* [Data]
■ ■ ■ ■ ■ ■ ■

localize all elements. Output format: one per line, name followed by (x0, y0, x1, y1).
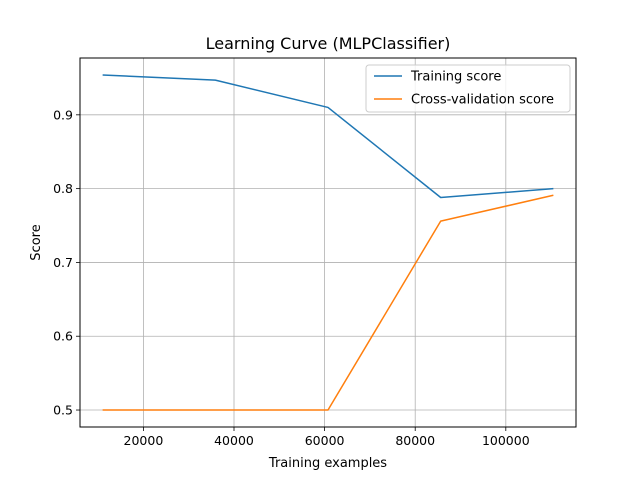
axis-ticks: 20000 40000 60000 80000 100000 0.5 0.6 0.7 0.8 0.… (53, 107, 530, 448)
x-tick-label: 60000 (305, 433, 345, 448)
legend-box (365, 64, 571, 113)
y-tick-label: 0.8 (53, 181, 73, 196)
y-tick-label: 0.5 (53, 403, 73, 418)
x-tick-label: 20000 (124, 433, 164, 448)
x-tick-label: 100000 (482, 433, 530, 448)
legend-label-1: Training score (410, 70, 501, 85)
y-tick-label: 0.7 (53, 255, 73, 270)
plot-frame (79, 57, 577, 428)
y-tick-label: 0.9 (53, 107, 73, 122)
x-axis-label: Training examples (268, 456, 387, 471)
y-axis-label: Score (29, 224, 44, 260)
series-lines (102, 74, 554, 411)
chart-title: Learning Curve (MLPClassifier) (206, 34, 451, 53)
legend: Training score Cross-validation score (365, 64, 571, 113)
y-tick-label: 0.6 (53, 329, 73, 344)
legend-label-2: Cross-validation score (411, 93, 554, 108)
x-tick-label: 40000 (214, 433, 254, 448)
x-tick-label: 80000 (395, 433, 435, 448)
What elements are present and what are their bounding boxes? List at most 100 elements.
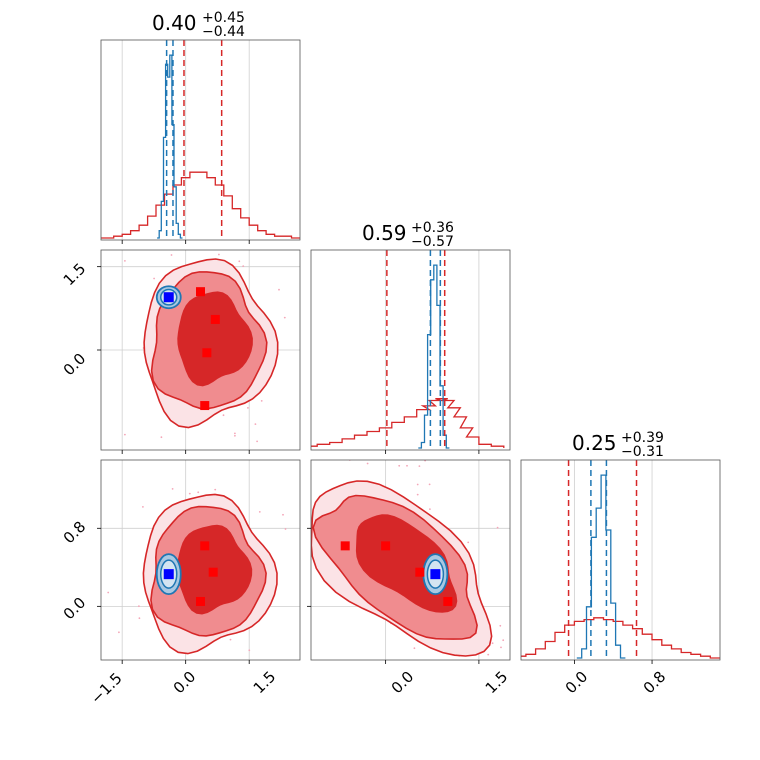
sample-point [502, 639, 505, 642]
sample-point [242, 265, 245, 267]
panel-1-1 [310, 249, 511, 451]
sample-point [229, 638, 232, 641]
sample-point [496, 526, 499, 529]
sample-point [238, 260, 241, 263]
sample-point [251, 500, 253, 502]
sample-point [429, 508, 431, 510]
sample-point [282, 513, 284, 516]
sample-point [234, 432, 236, 435]
panel-2-1-plot-area [251, 332, 547, 691]
sample-point [284, 528, 287, 530]
sample-point [398, 464, 401, 467]
xtick-col0-2: 1.5 [250, 668, 280, 698]
panel-frame [100, 39, 301, 241]
xtick-col2-1: 0.8 [640, 668, 670, 698]
sample-point [254, 423, 257, 425]
sample-point [467, 541, 470, 544]
panel-2-2-plot-area [521, 460, 720, 660]
sample-point [335, 669, 337, 671]
xtick-col0-0: −1.5 [87, 669, 125, 707]
sample-point [278, 288, 280, 291]
blue-marker [163, 569, 174, 580]
sample-point [545, 594, 547, 596]
sample-point [375, 362, 377, 364]
red-marker-0 [200, 541, 210, 551]
sample-point [116, 499, 118, 501]
panel-frame [100, 459, 301, 661]
sample-point [160, 436, 163, 439]
panels [97, 39, 721, 691]
title-x3: 0.25 +0.39 −0.31 [572, 430, 664, 460]
blue-histogram [576, 474, 626, 659]
panel-frame [310, 459, 511, 661]
sample-point [307, 578, 309, 580]
panel-frame [520, 459, 721, 661]
blue-histogram [418, 264, 450, 449]
sample-point [248, 649, 251, 652]
panel-2-1 [251, 332, 547, 691]
ytick-row2-1: 0.0 [60, 594, 90, 624]
sample-point [247, 407, 249, 409]
sample-point [406, 464, 408, 467]
sample-point [500, 646, 502, 649]
panel-frame [310, 249, 511, 451]
sample-point [124, 260, 126, 262]
title-x3-minus: −0.31 [621, 444, 664, 460]
panel-2-0 [100, 451, 308, 679]
sample-point [256, 440, 258, 443]
tick-marks [97, 240, 653, 664]
sample-point [218, 253, 220, 256]
red-histogram [521, 617, 720, 659]
blue-marker [163, 292, 174, 303]
sample-point [282, 461, 284, 463]
red-marker-1 [381, 541, 391, 551]
sample-point [447, 675, 449, 677]
title-x2-plus: +0.36 [411, 220, 454, 236]
title-x1-plus: +0.45 [202, 10, 245, 26]
sample-point [153, 277, 156, 280]
xtick-col1-0: 0.0 [388, 668, 418, 698]
red-marker-3 [443, 596, 453, 606]
sample-point [413, 647, 416, 650]
sample-point [416, 483, 419, 486]
blue-marker [430, 569, 441, 580]
sample-point [234, 434, 236, 437]
sample-point [339, 332, 341, 334]
red-marker-1 [210, 314, 220, 324]
title-x2-value: 0.59 [362, 221, 407, 245]
red-contour-inner [177, 291, 253, 387]
sample-point [305, 348, 307, 350]
panel-2-2 [520, 459, 721, 661]
red-marker-3 [200, 401, 210, 411]
red-marker-2 [415, 567, 425, 577]
sample-point [416, 493, 419, 496]
sample-point [214, 488, 217, 491]
ytick-row1-0: 1.5 [60, 260, 90, 290]
sample-point [243, 677, 245, 679]
xtick-col2-0: 0.0 [562, 668, 592, 698]
sample-point [281, 451, 283, 453]
sample-point [469, 689, 471, 691]
sample-point [218, 663, 220, 665]
sample-point [313, 414, 315, 416]
red-marker-2 [202, 348, 212, 358]
sample-point [197, 491, 200, 494]
title-x2-minus: −0.57 [411, 234, 454, 250]
sample-point [366, 462, 369, 465]
sample-point [418, 465, 421, 467]
sample-point [314, 453, 316, 455]
sample-point [225, 671, 227, 673]
title-x3-value: 0.25 [572, 431, 617, 455]
sample-point [306, 496, 308, 498]
ytick-row2-0: 0.8 [60, 518, 90, 548]
sample-point [118, 631, 120, 634]
sample-point [171, 488, 174, 490]
sample-point [291, 435, 293, 437]
sample-point [212, 231, 214, 233]
sample-point [142, 506, 144, 508]
sample-point [306, 611, 308, 613]
xtick-col0-1: 0.0 [170, 668, 200, 698]
red-marker-1 [208, 567, 218, 577]
sample-point [258, 511, 261, 513]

■ ■ ■ ■ ■ ■ ■

* [Exercise objective] Pull out each line in the listing above that contains the string "Cross", and copy it in full.

* [Result of this exercise]
legend: Training score Cross-validation score (365, 64, 571, 113)
legend-label-2: Cross-validation score (411, 93, 554, 108)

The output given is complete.